▶ [Exercise goal]:
Retype the listing that follows, exactly as written.
--- start Material provided ---
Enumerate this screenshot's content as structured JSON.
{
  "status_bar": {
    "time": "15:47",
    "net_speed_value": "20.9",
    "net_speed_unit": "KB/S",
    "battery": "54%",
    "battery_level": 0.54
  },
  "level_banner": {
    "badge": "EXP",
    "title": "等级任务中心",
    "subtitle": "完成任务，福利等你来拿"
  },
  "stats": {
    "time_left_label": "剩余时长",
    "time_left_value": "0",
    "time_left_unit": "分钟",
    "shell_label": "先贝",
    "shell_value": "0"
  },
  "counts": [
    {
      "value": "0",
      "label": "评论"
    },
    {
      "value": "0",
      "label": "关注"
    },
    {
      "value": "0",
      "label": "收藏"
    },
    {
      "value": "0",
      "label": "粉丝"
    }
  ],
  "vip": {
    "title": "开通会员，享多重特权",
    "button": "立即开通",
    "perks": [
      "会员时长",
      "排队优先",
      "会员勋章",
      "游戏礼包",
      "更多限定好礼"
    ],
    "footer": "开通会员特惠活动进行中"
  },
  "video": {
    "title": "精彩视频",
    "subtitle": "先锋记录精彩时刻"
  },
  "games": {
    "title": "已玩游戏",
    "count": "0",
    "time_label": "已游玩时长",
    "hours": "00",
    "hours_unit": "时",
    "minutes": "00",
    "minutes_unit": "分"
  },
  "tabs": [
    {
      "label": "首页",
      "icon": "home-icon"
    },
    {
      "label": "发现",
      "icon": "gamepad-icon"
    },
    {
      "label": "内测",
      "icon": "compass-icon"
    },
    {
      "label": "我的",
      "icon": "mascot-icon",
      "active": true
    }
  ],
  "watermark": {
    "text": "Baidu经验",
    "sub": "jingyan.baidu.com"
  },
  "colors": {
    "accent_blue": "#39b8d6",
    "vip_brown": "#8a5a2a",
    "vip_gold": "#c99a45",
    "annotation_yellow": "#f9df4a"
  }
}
--- end Material provided ---
▶ [Answer in full]:
Enumerate this screenshot's content as structured JSON.
{
  "status_bar": {
    "time": "15:47",
    "net_speed_value": "20.9",
    "net_speed_unit": "KB/S",
    "battery": "54%",
    "battery_level": 0.54
  },
  "level_banner": {
    "badge": "EXP",
    "title": "等级任务中心",
    "subtitle": "完成任务，福利等你来拿"
  },
  "stats": {
    "time_left_label": "剩余时长",
    "time_left_value": "0",
    "time_left_unit": "分钟",
    "shell_label": "先贝",
    "shell_value": "0"
  },
  "counts": [
    {
      "value": "0",
      "label": "评论"
    },
    {
      "value": "0",
      "label": "关注"
    },
    {
      "value": "0",
      "label": "收藏"
    },
    {
      "value": "0",
      "label": "粉丝"
    }
  ],
  "vip": {
    "title": "开通会员，享多重特权",
    "button": "立即开通",
    "perks": [
      "会员时长",
      "排队优先",
      "会员勋章",
      "游戏礼包",
      "更多限定好礼"
    ],
    "footer": "开通会员特惠活动进行中"
  },
  "video": {
    "title": "精彩视频",
    "subtitle": "先锋记录精彩时刻"
  },
  "games": {
    "title": "已玩游戏",
    "count": "0",
    "time_label": "已游玩时长",
    "hours": "00",
    "hours_unit": "时",
    "minutes": "00",
    "minutes_unit": "分"
  },
  "tabs": [
    {
      "label": "首页",
      "icon": "home-icon"
    },
    {
      "label": "发现",
      "icon": "gamepad-icon"
    },
    {
      "label": "内测",
      "icon": "compass-icon"
    },
    {
      "label": "我的",
      "icon": "mascot-icon",
      "active": true
    }
  ],
  "watermark": {
    "text": "Baidu经验",
    "sub": "jingyan.baidu.com"
  },
  "colors": {
    "accent_blue": "#39b8d6",
    "vip_brown": "#8a5a2a",
    "vip_gold": "#c99a45",
    "annotation_yellow": "#f9df4a"
  }
}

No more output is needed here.